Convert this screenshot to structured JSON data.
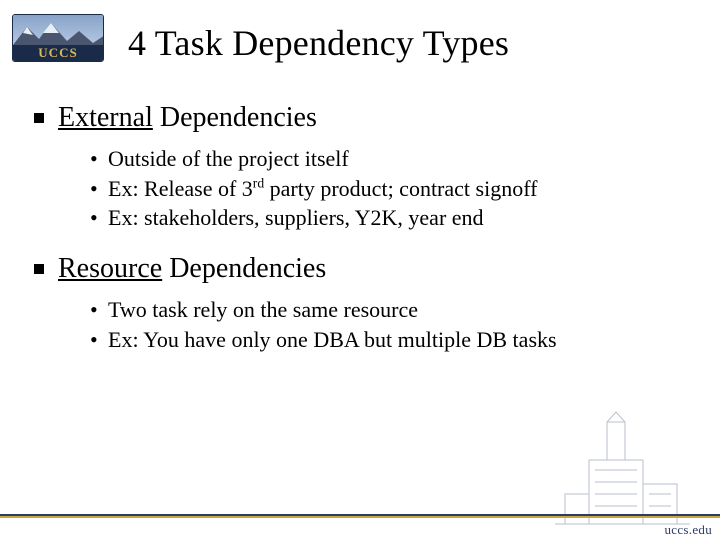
{
  "brand": {
    "logo_text": "UCCS",
    "footer_url": "uccs.edu"
  },
  "title": "4 Task Dependency Types",
  "sections": [
    {
      "heading_u": "External",
      "heading_rest": " Dependencies",
      "bullets": [
        "Outside of the project itself",
        "Ex: Release of 3rd party product; contract signoff",
        "Ex: stakeholders, suppliers, Y2K, year end"
      ]
    },
    {
      "heading_u": "Resource",
      "heading_rest": " Dependencies",
      "bullets": [
        "Two task rely on the same resource",
        "Ex: You have only one DBA but multiple DB tasks"
      ]
    }
  ]
}
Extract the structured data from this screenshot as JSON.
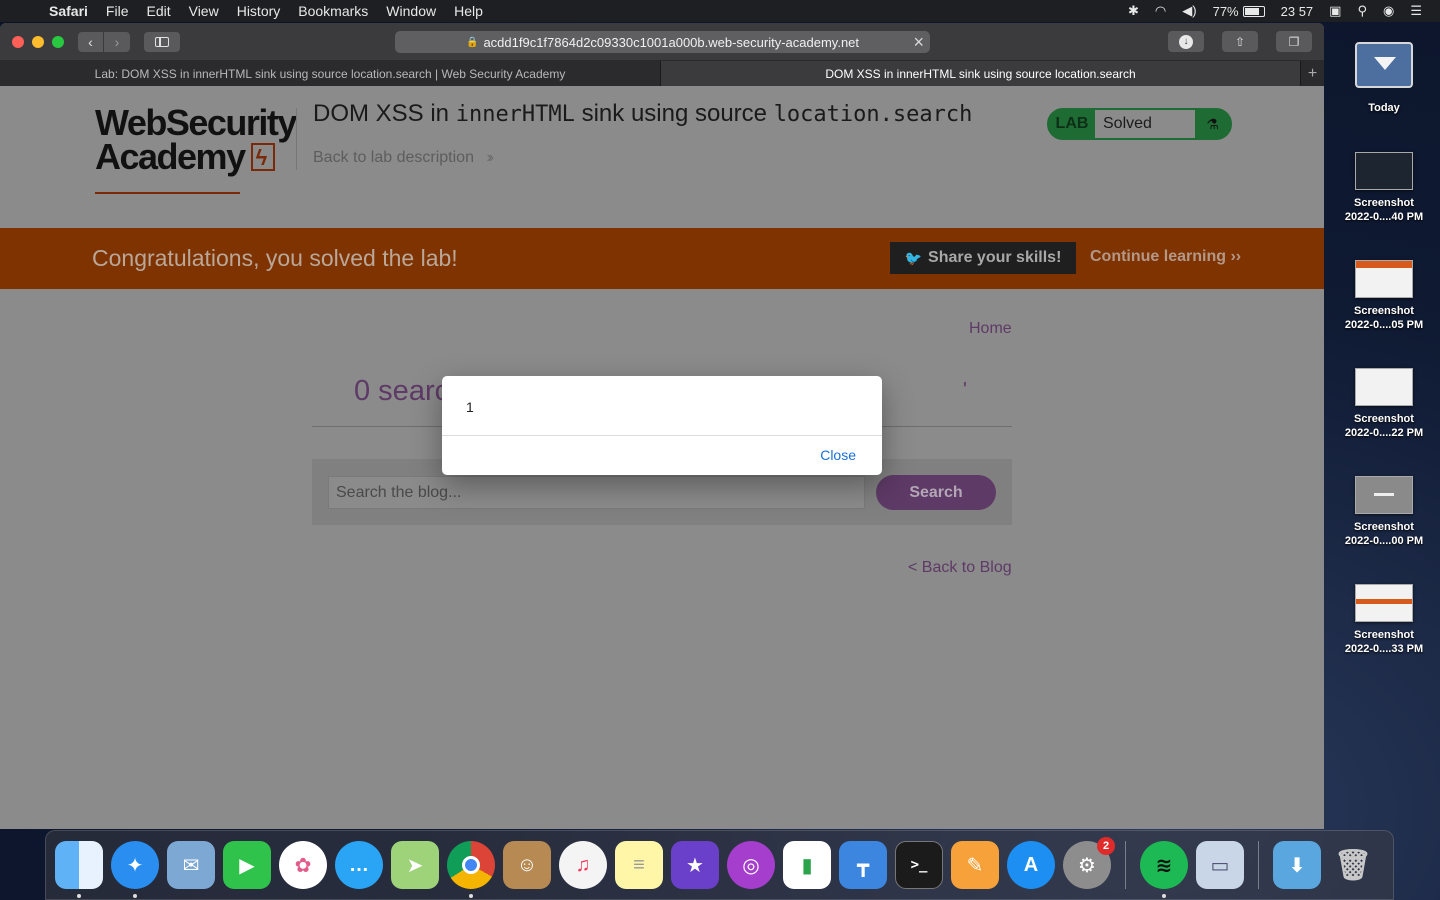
{
  "menubar": {
    "app_name": "Safari",
    "items": [
      "File",
      "Edit",
      "View",
      "History",
      "Bookmarks",
      "Window",
      "Help"
    ],
    "battery": "77%",
    "clock": "23 57"
  },
  "browser": {
    "url": "acdd1f9c1f7864d2c09330c1001a000b.web-security-academy.net",
    "tabs": [
      {
        "title": "Lab: DOM XSS in innerHTML sink using source location.search | Web Security Academy"
      },
      {
        "title": "DOM XSS in innerHTML sink using source location.search"
      }
    ]
  },
  "lab_header": {
    "logo_line1": "WebSecurity",
    "logo_line2": "Academy",
    "title_prefix": "DOM XSS in ",
    "title_code1": "innerHTML",
    "title_middle": " sink using source ",
    "title_code2": "location.search",
    "back_link": "Back to lab description",
    "status_label": "LAB",
    "status_value": "Solved"
  },
  "banner": {
    "message": "Congratulations, you solved the lab!",
    "share_label": "Share your skills!",
    "continue_label": "Continue learning"
  },
  "blog": {
    "home_link": "Home",
    "results_text": "0 search results for '",
    "results_tail": "'",
    "search_placeholder": "Search the blog...",
    "search_button": "Search",
    "back_link": "< Back to Blog"
  },
  "dialog": {
    "message": "1",
    "close_label": "Close"
  },
  "desktop": {
    "folder_label": "Today",
    "screenshots": [
      {
        "line1": "Screenshot",
        "line2": "2022-0....40 PM"
      },
      {
        "line1": "Screenshot",
        "line2": "2022-0....05 PM"
      },
      {
        "line1": "Screenshot",
        "line2": "2022-0....22 PM"
      },
      {
        "line1": "Screenshot",
        "line2": "2022-0....00 PM"
      },
      {
        "line1": "Screenshot",
        "line2": "2022-0....33 PM"
      }
    ]
  },
  "dock": {
    "apps": [
      "finder-icon",
      "safari-icon",
      "mail-icon",
      "facetime-icon",
      "photos-icon",
      "messages-icon",
      "maps-icon",
      "chrome-icon",
      "contacts-icon",
      "music-icon",
      "notes-icon",
      "imovie-icon",
      "podcasts-icon",
      "numbers-icon",
      "keynote-icon",
      "terminal-icon",
      "pages-icon",
      "app-store-icon",
      "system-preferences-icon",
      "spotify-icon",
      "preview-icon",
      "downloads-icon",
      "trash-icon"
    ],
    "system_preferences_badge": "2"
  },
  "colors": {
    "banner": "#7f3300",
    "purple": "#5e3a66",
    "lab_green": "#1e6b34",
    "dialog_link": "#1a6fd6"
  }
}
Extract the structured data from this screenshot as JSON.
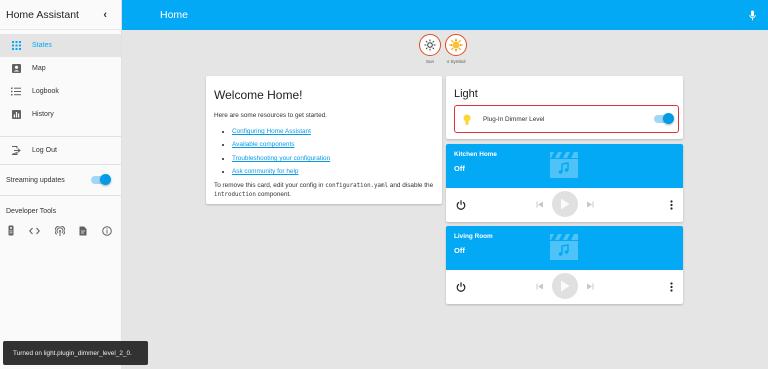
{
  "sidebar": {
    "title": "Home Assistant",
    "items": [
      {
        "label": "States",
        "icon": "grid-icon",
        "active": true
      },
      {
        "label": "Map",
        "icon": "account-box-icon"
      },
      {
        "label": "Logbook",
        "icon": "list-icon"
      },
      {
        "label": "History",
        "icon": "chart-icon"
      }
    ],
    "logout_label": "Log Out",
    "streaming_label": "Streaming updates",
    "streaming_on": true,
    "dev_tools_title": "Developer Tools",
    "dev_tools_icons": [
      "remote-icon",
      "code-icon",
      "broadcast-icon",
      "template-file-icon",
      "info-icon"
    ]
  },
  "header": {
    "title": "Home",
    "mic_icon": "microphone-icon"
  },
  "badges": [
    {
      "label": "Sun",
      "icon": "sun-outline-icon"
    },
    {
      "label": "ır Symbol",
      "icon": "sun-filled-icon"
    }
  ],
  "welcome": {
    "title": "Welcome Home!",
    "intro": "Here are some resources to get started.",
    "links": [
      "Configuring Home Assistant",
      "Available components",
      "Troubleshooting your configuration",
      "Ask community for help"
    ],
    "footer_prefix": "To remove this card, edit your config in ",
    "footer_file": "configuration.yaml",
    "footer_middle": " and disable the ",
    "footer_component": "introduction",
    "footer_suffix": " component."
  },
  "light_card": {
    "title": "Light",
    "entity_name": "Plug-In Dimmer Level",
    "state_on": true
  },
  "media_players": [
    {
      "name": "Kitchen Home",
      "state": "Off"
    },
    {
      "name": "Living Room",
      "state": "Off"
    }
  ],
  "toast": {
    "message": "Turned on light.plugin_dimmer_level_2_0."
  },
  "colors": {
    "accent": "#03a9f4",
    "highlight": "#e0313a"
  }
}
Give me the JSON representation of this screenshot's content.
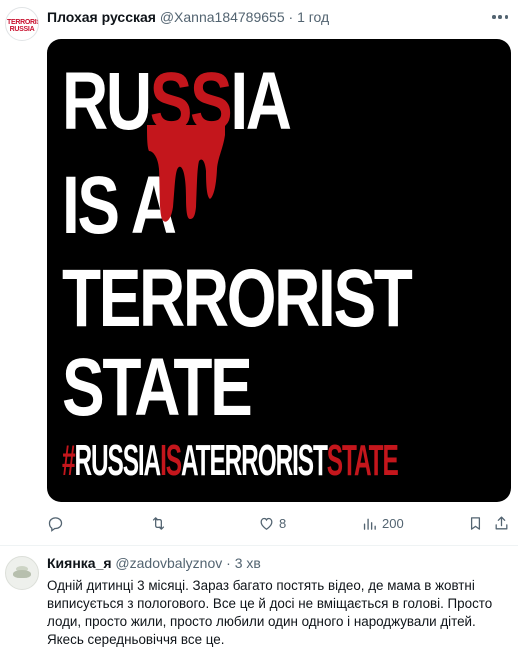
{
  "tweets": [
    {
      "author_name": "Плохая русская",
      "handle": "@Xanna184789655",
      "separator": "·",
      "time": "1 год",
      "avatar_text": [
        "TERRORISM",
        "RUSSIA"
      ],
      "media": {
        "lines": [
          {
            "parts": [
              {
                "text": "RU",
                "red": false
              },
              {
                "text": "SS",
                "red": true
              },
              {
                "text": "IA",
                "red": false
              }
            ]
          },
          {
            "parts": [
              {
                "text": "IS A",
                "red": false
              }
            ]
          },
          {
            "parts": [
              {
                "text": "TERRORIST",
                "red": false
              }
            ]
          },
          {
            "parts": [
              {
                "text": "STATE",
                "red": false
              }
            ]
          }
        ],
        "hashtag": [
          {
            "text": "#",
            "red": true
          },
          {
            "text": "RUSSIA",
            "red": false
          },
          {
            "text": "IS",
            "red": true
          },
          {
            "text": "A",
            "red": false
          },
          {
            "text": "TERRORIST",
            "red": false
          },
          {
            "text": "STATE",
            "red": true
          }
        ]
      },
      "actions": {
        "reply": {
          "icon": "reply-icon",
          "count": ""
        },
        "retweet": {
          "icon": "retweet-icon",
          "count": ""
        },
        "like": {
          "icon": "heart-icon",
          "count": "8"
        },
        "views": {
          "icon": "views-icon",
          "count": "200"
        },
        "bookmark": {
          "icon": "bookmark-icon"
        },
        "share": {
          "icon": "share-icon"
        }
      }
    },
    {
      "author_name": "Киянка_я",
      "handle": "@zadovbalyznov",
      "separator": "·",
      "time": "3 хв",
      "text_lines": [
        "Одній дитинці 3 місяці. Зараз багато постять відео, де мама в жовтні",
        "виписується з пологового. Все це й досі не вміщається в голові. Просто",
        "лоди, просто жили, просто любили один одного і народжували дітей.",
        "Якесь середньовіччя все це."
      ]
    }
  ],
  "colors": {
    "accent_red": "#c4161c",
    "secondary_text": "#536471",
    "primary_text": "#0f1419"
  }
}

▸ **Short problem**
Repeat each entry exactly. Pictures do not belong in the copy.

▸ **In response**
Convert this screenshot to structured JSON data.
{
  "brand": {
    "logo_text": "UCCS",
    "footer_url": "uccs.edu"
  },
  "title": "4 Task Dependency Types",
  "sections": [
    {
      "heading_u": "External",
      "heading_rest": " Dependencies",
      "bullets": [
        "Outside of the project itself",
        "Ex: Release of 3rd party product; contract signoff",
        "Ex: stakeholders, suppliers, Y2K, year end"
      ]
    },
    {
      "heading_u": "Resource",
      "heading_rest": " Dependencies",
      "bullets": [
        "Two task rely on the same resource",
        "Ex: You have only one DBA but multiple DB tasks"
      ]
    }
  ]
}
Extract the structured data from this screenshot as JSON.
{
  "menubar": {
    "app_name": "Safari",
    "items": [
      "File",
      "Edit",
      "View",
      "History",
      "Bookmarks",
      "Window",
      "Help"
    ],
    "battery": "77%",
    "clock": "23 57"
  },
  "browser": {
    "url": "acdd1f9c1f7864d2c09330c1001a000b.web-security-academy.net",
    "tabs": [
      {
        "title": "Lab: DOM XSS in innerHTML sink using source location.search | Web Security Academy"
      },
      {
        "title": "DOM XSS in innerHTML sink using source location.search"
      }
    ]
  },
  "lab_header": {
    "logo_line1": "WebSecurity",
    "logo_line2": "Academy",
    "title_prefix": "DOM XSS in ",
    "title_code1": "innerHTML",
    "title_middle": " sink using source ",
    "title_code2": "location.search",
    "back_link": "Back to lab description",
    "status_label": "LAB",
    "status_value": "Solved"
  },
  "banner": {
    "message": "Congratulations, you solved the lab!",
    "share_label": "Share your skills!",
    "continue_label": "Continue learning"
  },
  "blog": {
    "home_link": "Home",
    "results_text": "0 search results for '",
    "results_tail": "'",
    "search_placeholder": "Search the blog...",
    "search_button": "Search",
    "back_link": "< Back to Blog"
  },
  "dialog": {
    "message": "1",
    "close_label": "Close"
  },
  "desktop": {
    "folder_label": "Today",
    "screenshots": [
      {
        "line1": "Screenshot",
        "line2": "2022-0....40 PM"
      },
      {
        "line1": "Screenshot",
        "line2": "2022-0....05 PM"
      },
      {
        "line1": "Screenshot",
        "line2": "2022-0....22 PM"
      },
      {
        "line1": "Screenshot",
        "line2": "2022-0....00 PM"
      },
      {
        "line1": "Screenshot",
        "line2": "2022-0....33 PM"
      }
    ]
  },
  "dock": {
    "apps": [
      "finder-icon",
      "safari-icon",
      "mail-icon",
      "facetime-icon",
      "photos-icon",
      "messages-icon",
      "maps-icon",
      "chrome-icon",
      "contacts-icon",
      "music-icon",
      "notes-icon",
      "imovie-icon",
      "podcasts-icon",
      "numbers-icon",
      "keynote-icon",
      "terminal-icon",
      "pages-icon",
      "app-store-icon",
      "system-preferences-icon",
      "spotify-icon",
      "preview-icon",
      "downloads-icon",
      "trash-icon"
    ],
    "system_preferences_badge": "2"
  },
  "colors": {
    "banner": "#7f3300",
    "purple": "#5e3a66",
    "lab_green": "#1e6b34",
    "dialog_link": "#1a6fd6"
  }
}
Extract the structured data from this screenshot as JSON.
{
  "sidebar": {
    "title": "Home Assistant",
    "items": [
      {
        "label": "States",
        "icon": "grid-icon",
        "active": true
      },
      {
        "label": "Map",
        "icon": "account-box-icon"
      },
      {
        "label": "Logbook",
        "icon": "list-icon"
      },
      {
        "label": "History",
        "icon": "chart-icon"
      }
    ],
    "logout_label": "Log Out",
    "streaming_label": "Streaming updates",
    "streaming_on": true,
    "dev_tools_title": "Developer Tools",
    "dev_tools_icons": [
      "remote-icon",
      "code-icon",
      "broadcast-icon",
      "template-file-icon",
      "info-icon"
    ]
  },
  "header": {
    "title": "Home",
    "mic_icon": "microphone-icon"
  },
  "badges": [
    {
      "label": "Sun",
      "icon": "sun-outline-icon"
    },
    {
      "label": "ır Symbol",
      "icon": "sun-filled-icon"
    }
  ],
  "welcome": {
    "title": "Welcome Home!",
    "intro": "Here are some resources to get started.",
    "links": [
      "Configuring Home Assistant",
      "Available components",
      "Troubleshooting your configuration",
      "Ask community for help"
    ],
    "footer_prefix": "To remove this card, edit your config in ",
    "footer_file": "configuration.yaml",
    "footer_middle": " and disable the ",
    "footer_component": "introduction",
    "footer_suffix": " component."
  },
  "light_card": {
    "title": "Light",
    "entity_name": "Plug-In Dimmer Level",
    "state_on": true
  },
  "media_players": [
    {
      "name": "Kitchen Home",
      "state": "Off"
    },
    {
      "name": "Living Room",
      "state": "Off"
    }
  ],
  "toast": {
    "message": "Turned on light.plugin_dimmer_level_2_0."
  },
  "colors": {
    "accent": "#03a9f4",
    "highlight": "#e0313a"
  }
}
Give me the JSON representation of this screenshot's content.
{
  "tweets": [
    {
      "author_name": "Плохая русская",
      "handle": "@Xanna184789655",
      "separator": "·",
      "time": "1 год",
      "avatar_text": [
        "TERRORISM",
        "RUSSIA"
      ],
      "media": {
        "lines": [
          {
            "parts": [
              {
                "text": "RU",
                "red": false
              },
              {
                "text": "SS",
                "red": true
              },
              {
                "text": "IA",
                "red": false
              }
            ]
          },
          {
            "parts": [
              {
                "text": "IS A",
                "red": false
              }
            ]
          },
          {
            "parts": [
              {
                "text": "TERRORIST",
                "red": false
              }
            ]
          },
          {
            "parts": [
              {
                "text": "STATE",
                "red": false
              }
            ]
          }
        ],
        "hashtag": [
          {
            "text": "#",
            "red": true
          },
          {
            "text": "RUSSIA",
            "red": false
          },
          {
            "text": "IS",
            "red": true
          },
          {
            "text": "A",
            "red": false
          },
          {
            "text": "TERRORIST",
            "red": false
          },
          {
            "text": "STATE",
            "red": true
          }
        ]
      },
      "actions": {
        "reply": {
          "icon": "reply-icon",
          "count": ""
        },
        "retweet": {
          "icon": "retweet-icon",
          "count": ""
        },
        "like": {
          "icon": "heart-icon",
          "count": "8"
        },
        "views": {
          "icon": "views-icon",
          "count": "200"
        },
        "bookmark": {
          "icon": "bookmark-icon"
        },
        "share": {
          "icon": "share-icon"
        }
      }
    },
    {
      "author_name": "Киянка_я",
      "handle": "@zadovbalyznov",
      "separator": "·",
      "time": "3 хв",
      "text_lines": [
        "Одній дитинці 3 місяці. Зараз багато постять відео, де мама в жовтні",
        "виписується з пологового. Все це й досі не вміщається в голові. Просто",
        "лоди, просто жили, просто любили один одного і народжували дітей.",
        "Якесь середньовіччя все це."
      ]
    }
  ],
  "colors": {
    "accent_red": "#c4161c",
    "secondary_text": "#536471",
    "primary_text": "#0f1419"
  }
}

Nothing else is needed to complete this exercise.